## BEGIN Input

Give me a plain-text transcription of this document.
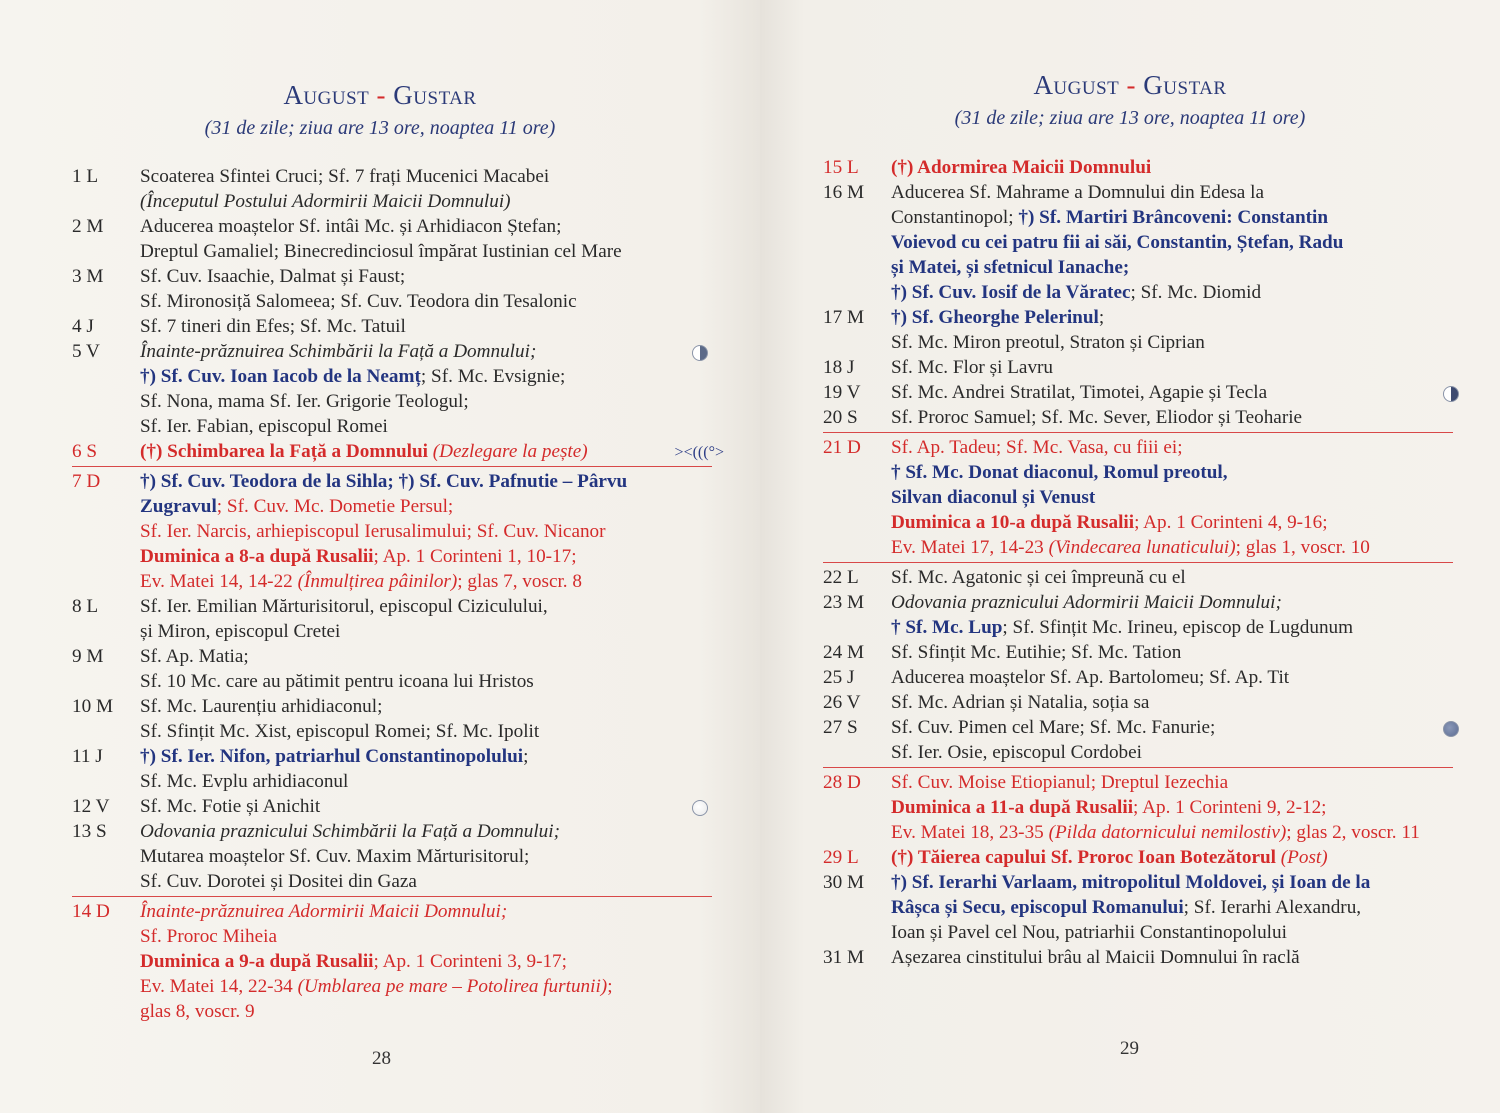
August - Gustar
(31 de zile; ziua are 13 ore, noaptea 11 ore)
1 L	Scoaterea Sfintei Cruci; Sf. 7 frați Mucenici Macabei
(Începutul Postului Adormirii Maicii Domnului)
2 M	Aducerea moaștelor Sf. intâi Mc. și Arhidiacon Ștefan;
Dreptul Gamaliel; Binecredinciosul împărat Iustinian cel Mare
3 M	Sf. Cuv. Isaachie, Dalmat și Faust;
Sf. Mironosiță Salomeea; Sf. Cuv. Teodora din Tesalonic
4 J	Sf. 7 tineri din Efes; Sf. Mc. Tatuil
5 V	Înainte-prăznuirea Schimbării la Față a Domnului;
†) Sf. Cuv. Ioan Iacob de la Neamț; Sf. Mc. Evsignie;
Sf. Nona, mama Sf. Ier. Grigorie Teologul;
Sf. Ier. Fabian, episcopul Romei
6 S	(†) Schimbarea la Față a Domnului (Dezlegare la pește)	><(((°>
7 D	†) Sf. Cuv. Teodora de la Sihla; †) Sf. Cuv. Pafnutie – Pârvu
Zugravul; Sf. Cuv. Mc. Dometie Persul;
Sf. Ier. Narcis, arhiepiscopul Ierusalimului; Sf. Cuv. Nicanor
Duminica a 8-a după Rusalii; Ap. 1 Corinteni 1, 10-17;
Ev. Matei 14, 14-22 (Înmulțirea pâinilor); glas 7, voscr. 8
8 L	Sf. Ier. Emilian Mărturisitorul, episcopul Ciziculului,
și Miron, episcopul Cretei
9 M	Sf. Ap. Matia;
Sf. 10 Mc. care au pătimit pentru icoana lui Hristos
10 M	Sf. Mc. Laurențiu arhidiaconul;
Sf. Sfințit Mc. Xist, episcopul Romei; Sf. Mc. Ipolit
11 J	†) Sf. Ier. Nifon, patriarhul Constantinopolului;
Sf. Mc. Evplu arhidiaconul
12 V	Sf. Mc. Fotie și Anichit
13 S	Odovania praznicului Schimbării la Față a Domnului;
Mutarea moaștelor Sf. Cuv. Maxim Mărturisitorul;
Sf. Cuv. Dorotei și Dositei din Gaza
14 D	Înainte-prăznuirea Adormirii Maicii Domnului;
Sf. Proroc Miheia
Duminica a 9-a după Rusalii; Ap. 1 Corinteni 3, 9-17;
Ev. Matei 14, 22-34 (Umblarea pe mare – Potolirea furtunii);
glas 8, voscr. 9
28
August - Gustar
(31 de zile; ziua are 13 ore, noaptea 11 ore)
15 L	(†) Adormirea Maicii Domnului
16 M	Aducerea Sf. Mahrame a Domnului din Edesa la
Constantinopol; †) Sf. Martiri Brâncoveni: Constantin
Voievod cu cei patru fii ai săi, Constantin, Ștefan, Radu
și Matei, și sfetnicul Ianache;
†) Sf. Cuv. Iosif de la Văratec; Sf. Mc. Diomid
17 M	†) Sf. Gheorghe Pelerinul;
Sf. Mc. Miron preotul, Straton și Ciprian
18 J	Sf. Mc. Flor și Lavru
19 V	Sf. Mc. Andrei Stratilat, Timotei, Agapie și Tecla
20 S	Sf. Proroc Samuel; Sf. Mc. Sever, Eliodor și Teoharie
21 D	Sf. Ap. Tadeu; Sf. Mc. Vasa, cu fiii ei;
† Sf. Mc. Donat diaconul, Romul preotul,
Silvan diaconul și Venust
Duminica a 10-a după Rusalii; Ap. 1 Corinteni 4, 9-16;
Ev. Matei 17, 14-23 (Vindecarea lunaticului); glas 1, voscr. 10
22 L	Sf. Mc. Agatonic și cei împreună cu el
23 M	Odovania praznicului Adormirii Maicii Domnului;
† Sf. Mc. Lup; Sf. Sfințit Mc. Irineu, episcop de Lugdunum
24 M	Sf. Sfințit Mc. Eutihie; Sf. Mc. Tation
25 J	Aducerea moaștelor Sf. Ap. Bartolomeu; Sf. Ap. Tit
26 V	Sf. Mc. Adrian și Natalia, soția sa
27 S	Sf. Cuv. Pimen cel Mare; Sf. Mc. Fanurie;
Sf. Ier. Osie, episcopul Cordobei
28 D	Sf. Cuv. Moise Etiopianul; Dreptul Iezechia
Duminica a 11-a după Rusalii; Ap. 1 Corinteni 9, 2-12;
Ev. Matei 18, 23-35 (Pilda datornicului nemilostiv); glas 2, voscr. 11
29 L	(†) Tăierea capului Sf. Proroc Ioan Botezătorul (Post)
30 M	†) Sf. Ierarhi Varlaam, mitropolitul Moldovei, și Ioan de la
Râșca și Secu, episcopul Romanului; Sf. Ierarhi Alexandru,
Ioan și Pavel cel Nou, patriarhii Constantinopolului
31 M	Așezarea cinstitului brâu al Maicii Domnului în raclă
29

## END Input
## BEGIN Input

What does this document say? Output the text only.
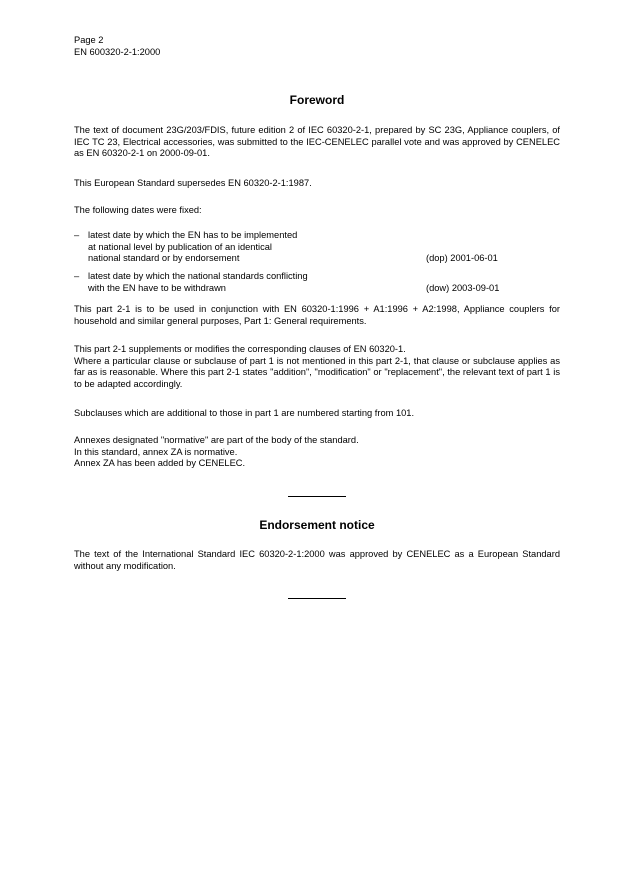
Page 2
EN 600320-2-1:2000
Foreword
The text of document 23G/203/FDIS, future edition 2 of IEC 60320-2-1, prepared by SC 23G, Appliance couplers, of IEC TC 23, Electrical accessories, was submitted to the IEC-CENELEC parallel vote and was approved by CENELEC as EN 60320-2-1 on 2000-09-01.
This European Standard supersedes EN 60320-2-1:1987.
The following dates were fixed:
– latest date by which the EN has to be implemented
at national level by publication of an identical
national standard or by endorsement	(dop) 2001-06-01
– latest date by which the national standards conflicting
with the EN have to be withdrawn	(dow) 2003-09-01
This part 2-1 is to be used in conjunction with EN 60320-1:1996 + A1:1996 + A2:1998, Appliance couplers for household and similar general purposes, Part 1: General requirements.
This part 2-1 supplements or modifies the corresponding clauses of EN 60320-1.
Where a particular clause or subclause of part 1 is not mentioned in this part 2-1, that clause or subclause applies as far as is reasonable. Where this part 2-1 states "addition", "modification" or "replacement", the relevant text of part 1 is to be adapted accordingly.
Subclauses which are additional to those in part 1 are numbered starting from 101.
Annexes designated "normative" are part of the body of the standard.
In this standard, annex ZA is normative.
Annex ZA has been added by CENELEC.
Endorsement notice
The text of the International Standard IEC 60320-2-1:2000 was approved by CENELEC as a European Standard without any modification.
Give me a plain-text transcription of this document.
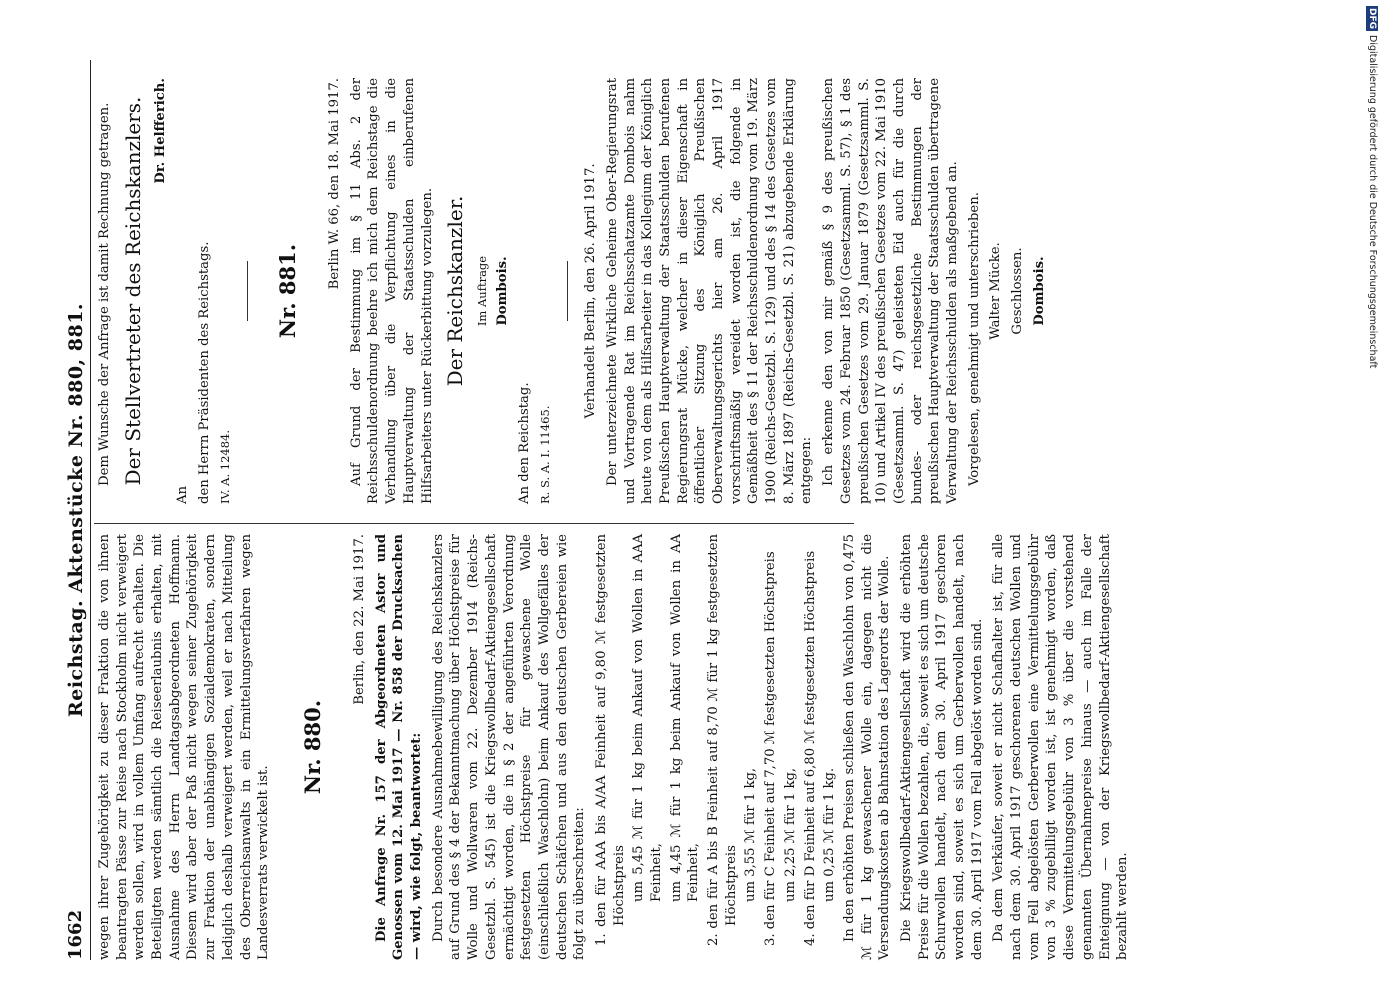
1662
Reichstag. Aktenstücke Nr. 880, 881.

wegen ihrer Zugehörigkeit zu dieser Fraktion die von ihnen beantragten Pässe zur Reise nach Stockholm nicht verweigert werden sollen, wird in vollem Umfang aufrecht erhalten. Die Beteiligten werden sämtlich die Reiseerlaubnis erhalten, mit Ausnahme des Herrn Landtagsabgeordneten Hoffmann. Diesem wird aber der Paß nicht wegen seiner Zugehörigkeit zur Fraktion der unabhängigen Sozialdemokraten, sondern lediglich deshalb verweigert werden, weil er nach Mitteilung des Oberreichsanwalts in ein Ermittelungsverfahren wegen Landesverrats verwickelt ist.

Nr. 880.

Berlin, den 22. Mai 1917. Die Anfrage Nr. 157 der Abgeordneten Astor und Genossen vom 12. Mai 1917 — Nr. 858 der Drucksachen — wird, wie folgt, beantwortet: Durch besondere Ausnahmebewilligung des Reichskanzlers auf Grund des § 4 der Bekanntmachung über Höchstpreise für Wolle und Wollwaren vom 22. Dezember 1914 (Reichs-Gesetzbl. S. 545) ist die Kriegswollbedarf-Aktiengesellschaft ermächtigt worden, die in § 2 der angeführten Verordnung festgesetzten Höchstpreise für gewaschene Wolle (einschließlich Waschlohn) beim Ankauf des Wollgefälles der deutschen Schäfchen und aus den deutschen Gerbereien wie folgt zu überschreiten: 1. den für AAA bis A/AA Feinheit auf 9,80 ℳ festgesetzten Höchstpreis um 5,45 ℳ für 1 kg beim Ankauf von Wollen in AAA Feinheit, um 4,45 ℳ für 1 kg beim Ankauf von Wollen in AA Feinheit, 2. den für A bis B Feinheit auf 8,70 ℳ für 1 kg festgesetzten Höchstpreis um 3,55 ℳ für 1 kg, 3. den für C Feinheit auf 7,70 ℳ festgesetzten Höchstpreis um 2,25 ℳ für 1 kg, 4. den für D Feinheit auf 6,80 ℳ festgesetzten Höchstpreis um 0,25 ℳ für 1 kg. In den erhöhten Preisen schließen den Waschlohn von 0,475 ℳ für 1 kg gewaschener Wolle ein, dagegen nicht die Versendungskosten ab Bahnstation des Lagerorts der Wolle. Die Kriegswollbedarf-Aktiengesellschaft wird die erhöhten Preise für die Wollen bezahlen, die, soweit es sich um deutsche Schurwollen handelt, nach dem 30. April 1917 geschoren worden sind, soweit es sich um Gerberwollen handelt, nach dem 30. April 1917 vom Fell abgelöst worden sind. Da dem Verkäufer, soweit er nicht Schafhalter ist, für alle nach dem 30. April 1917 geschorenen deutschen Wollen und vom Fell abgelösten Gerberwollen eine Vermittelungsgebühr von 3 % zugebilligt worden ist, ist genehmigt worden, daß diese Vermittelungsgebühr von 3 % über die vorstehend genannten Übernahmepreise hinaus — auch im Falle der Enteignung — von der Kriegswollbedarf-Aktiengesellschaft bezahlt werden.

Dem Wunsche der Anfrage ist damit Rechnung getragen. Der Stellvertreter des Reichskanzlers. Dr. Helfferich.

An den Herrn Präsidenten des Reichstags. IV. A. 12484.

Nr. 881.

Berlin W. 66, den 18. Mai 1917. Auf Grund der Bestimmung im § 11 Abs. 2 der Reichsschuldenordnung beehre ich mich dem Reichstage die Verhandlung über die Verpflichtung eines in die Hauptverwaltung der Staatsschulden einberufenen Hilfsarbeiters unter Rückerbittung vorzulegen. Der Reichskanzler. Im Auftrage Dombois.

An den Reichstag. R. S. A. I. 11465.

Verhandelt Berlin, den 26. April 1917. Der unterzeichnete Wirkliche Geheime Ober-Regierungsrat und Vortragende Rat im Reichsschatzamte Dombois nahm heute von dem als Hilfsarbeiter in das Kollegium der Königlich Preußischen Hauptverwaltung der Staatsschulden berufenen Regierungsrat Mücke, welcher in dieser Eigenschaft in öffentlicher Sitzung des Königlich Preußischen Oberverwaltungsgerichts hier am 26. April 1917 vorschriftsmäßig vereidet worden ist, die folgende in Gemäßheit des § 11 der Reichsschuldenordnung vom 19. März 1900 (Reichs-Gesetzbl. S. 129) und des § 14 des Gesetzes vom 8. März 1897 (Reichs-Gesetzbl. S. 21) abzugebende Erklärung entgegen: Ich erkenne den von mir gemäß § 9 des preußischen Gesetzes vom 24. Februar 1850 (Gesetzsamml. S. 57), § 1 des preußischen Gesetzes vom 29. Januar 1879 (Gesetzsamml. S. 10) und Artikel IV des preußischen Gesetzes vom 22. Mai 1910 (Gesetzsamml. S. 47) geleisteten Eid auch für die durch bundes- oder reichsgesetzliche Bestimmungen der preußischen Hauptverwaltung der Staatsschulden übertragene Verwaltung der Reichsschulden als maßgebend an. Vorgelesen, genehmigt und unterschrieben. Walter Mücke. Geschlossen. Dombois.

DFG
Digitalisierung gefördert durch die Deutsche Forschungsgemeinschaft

## END Input
## BEGIN Input

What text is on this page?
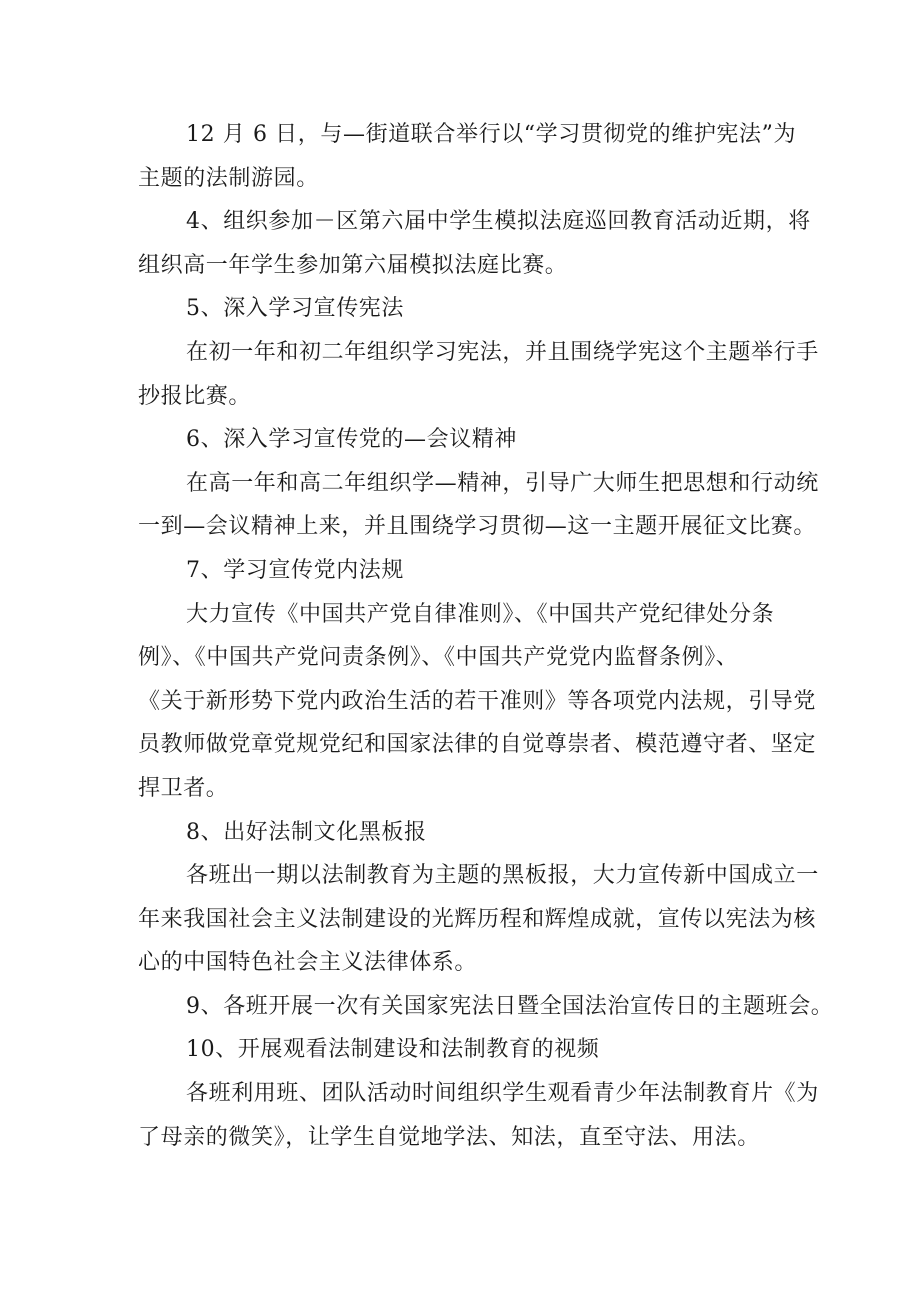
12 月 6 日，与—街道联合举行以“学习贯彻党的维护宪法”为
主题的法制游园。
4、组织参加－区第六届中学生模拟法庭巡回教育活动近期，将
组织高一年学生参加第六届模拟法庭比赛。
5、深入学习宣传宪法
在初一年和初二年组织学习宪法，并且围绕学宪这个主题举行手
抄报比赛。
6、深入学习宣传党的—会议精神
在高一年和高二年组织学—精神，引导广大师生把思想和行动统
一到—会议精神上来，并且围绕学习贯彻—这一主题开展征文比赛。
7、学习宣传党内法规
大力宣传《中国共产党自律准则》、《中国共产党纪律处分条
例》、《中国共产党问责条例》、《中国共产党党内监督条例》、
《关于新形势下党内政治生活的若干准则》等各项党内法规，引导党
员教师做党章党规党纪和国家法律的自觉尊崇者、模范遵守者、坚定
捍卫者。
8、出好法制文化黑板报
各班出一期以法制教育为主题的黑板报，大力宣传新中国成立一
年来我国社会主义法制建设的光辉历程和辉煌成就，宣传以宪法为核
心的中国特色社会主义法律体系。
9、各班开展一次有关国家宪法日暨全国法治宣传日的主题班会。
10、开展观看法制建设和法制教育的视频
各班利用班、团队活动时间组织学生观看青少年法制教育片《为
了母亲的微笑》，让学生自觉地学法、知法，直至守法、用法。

## END Input

> _What you are asked to do_
Tally the lines holding the string "which" and give only the count.

> _Task result_
3